:: What to produce ::
Restate each line of the listing exactly, without carrying over any pictures.

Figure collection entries
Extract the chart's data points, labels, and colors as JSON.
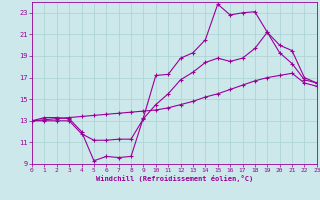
{
  "xlabel": "Windchill (Refroidissement éolien,°C)",
  "bg_color": "#cce8ea",
  "grid_color": "#aad0d4",
  "line_color": "#990099",
  "xlim": [
    0,
    23
  ],
  "ylim": [
    9,
    24
  ],
  "xticks": [
    0,
    1,
    2,
    3,
    4,
    5,
    6,
    7,
    8,
    9,
    10,
    11,
    12,
    13,
    14,
    15,
    16,
    17,
    18,
    19,
    20,
    21,
    22,
    23
  ],
  "yticks": [
    9,
    11,
    13,
    15,
    17,
    19,
    21,
    23
  ],
  "curve1_x": [
    0,
    1,
    2,
    3,
    4,
    5,
    6,
    7,
    8,
    9,
    10,
    11,
    12,
    13,
    14,
    15,
    16,
    17,
    18,
    19,
    20,
    21,
    22,
    23
  ],
  "curve1_y": [
    13.0,
    13.3,
    13.3,
    13.2,
    12.0,
    9.3,
    9.7,
    9.6,
    9.7,
    13.3,
    17.2,
    17.3,
    18.8,
    19.3,
    20.5,
    23.8,
    22.8,
    23.0,
    23.1,
    21.2,
    19.3,
    18.3,
    16.8,
    16.5
  ],
  "curve2_x": [
    0,
    1,
    2,
    3,
    4,
    5,
    6,
    7,
    8,
    9,
    10,
    11,
    12,
    13,
    14,
    15,
    16,
    17,
    18,
    19,
    20,
    21,
    22,
    23
  ],
  "curve2_y": [
    13.0,
    13.0,
    13.0,
    13.0,
    11.8,
    11.2,
    11.2,
    11.3,
    11.3,
    13.2,
    14.5,
    15.5,
    16.8,
    17.5,
    18.4,
    18.8,
    18.5,
    18.8,
    19.7,
    21.2,
    20.0,
    19.5,
    17.0,
    16.5
  ],
  "curve3_x": [
    0,
    1,
    2,
    3,
    4,
    5,
    6,
    7,
    8,
    9,
    10,
    11,
    12,
    13,
    14,
    15,
    16,
    17,
    18,
    19,
    20,
    21,
    22,
    23
  ],
  "curve3_y": [
    13.0,
    13.1,
    13.2,
    13.3,
    13.4,
    13.5,
    13.6,
    13.7,
    13.8,
    13.9,
    14.0,
    14.2,
    14.5,
    14.8,
    15.2,
    15.5,
    15.9,
    16.3,
    16.7,
    17.0,
    17.2,
    17.4,
    16.5,
    16.2
  ]
}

:: The solution ::
Extract the chart's data points, labels, and colors as JSON.
{
  "xlabel": "Windchill (Refroidissement éolien,°C)",
  "bg_color": "#cce8ea",
  "grid_color": "#aad0d4",
  "line_color": "#990099",
  "xlim": [
    0,
    23
  ],
  "ylim": [
    9,
    24
  ],
  "xticks": [
    0,
    1,
    2,
    3,
    4,
    5,
    6,
    7,
    8,
    9,
    10,
    11,
    12,
    13,
    14,
    15,
    16,
    17,
    18,
    19,
    20,
    21,
    22,
    23
  ],
  "yticks": [
    9,
    11,
    13,
    15,
    17,
    19,
    21,
    23
  ],
  "curve1_x": [
    0,
    1,
    2,
    3,
    4,
    5,
    6,
    7,
    8,
    9,
    10,
    11,
    12,
    13,
    14,
    15,
    16,
    17,
    18,
    19,
    20,
    21,
    22,
    23
  ],
  "curve1_y": [
    13.0,
    13.3,
    13.3,
    13.2,
    12.0,
    9.3,
    9.7,
    9.6,
    9.7,
    13.3,
    17.2,
    17.3,
    18.8,
    19.3,
    20.5,
    23.8,
    22.8,
    23.0,
    23.1,
    21.2,
    19.3,
    18.3,
    16.8,
    16.5
  ],
  "curve2_x": [
    0,
    1,
    2,
    3,
    4,
    5,
    6,
    7,
    8,
    9,
    10,
    11,
    12,
    13,
    14,
    15,
    16,
    17,
    18,
    19,
    20,
    21,
    22,
    23
  ],
  "curve2_y": [
    13.0,
    13.0,
    13.0,
    13.0,
    11.8,
    11.2,
    11.2,
    11.3,
    11.3,
    13.2,
    14.5,
    15.5,
    16.8,
    17.5,
    18.4,
    18.8,
    18.5,
    18.8,
    19.7,
    21.2,
    20.0,
    19.5,
    17.0,
    16.5
  ],
  "curve3_x": [
    0,
    1,
    2,
    3,
    4,
    5,
    6,
    7,
    8,
    9,
    10,
    11,
    12,
    13,
    14,
    15,
    16,
    17,
    18,
    19,
    20,
    21,
    22,
    23
  ],
  "curve3_y": [
    13.0,
    13.1,
    13.2,
    13.3,
    13.4,
    13.5,
    13.6,
    13.7,
    13.8,
    13.9,
    14.0,
    14.2,
    14.5,
    14.8,
    15.2,
    15.5,
    15.9,
    16.3,
    16.7,
    17.0,
    17.2,
    17.4,
    16.5,
    16.2
  ]
}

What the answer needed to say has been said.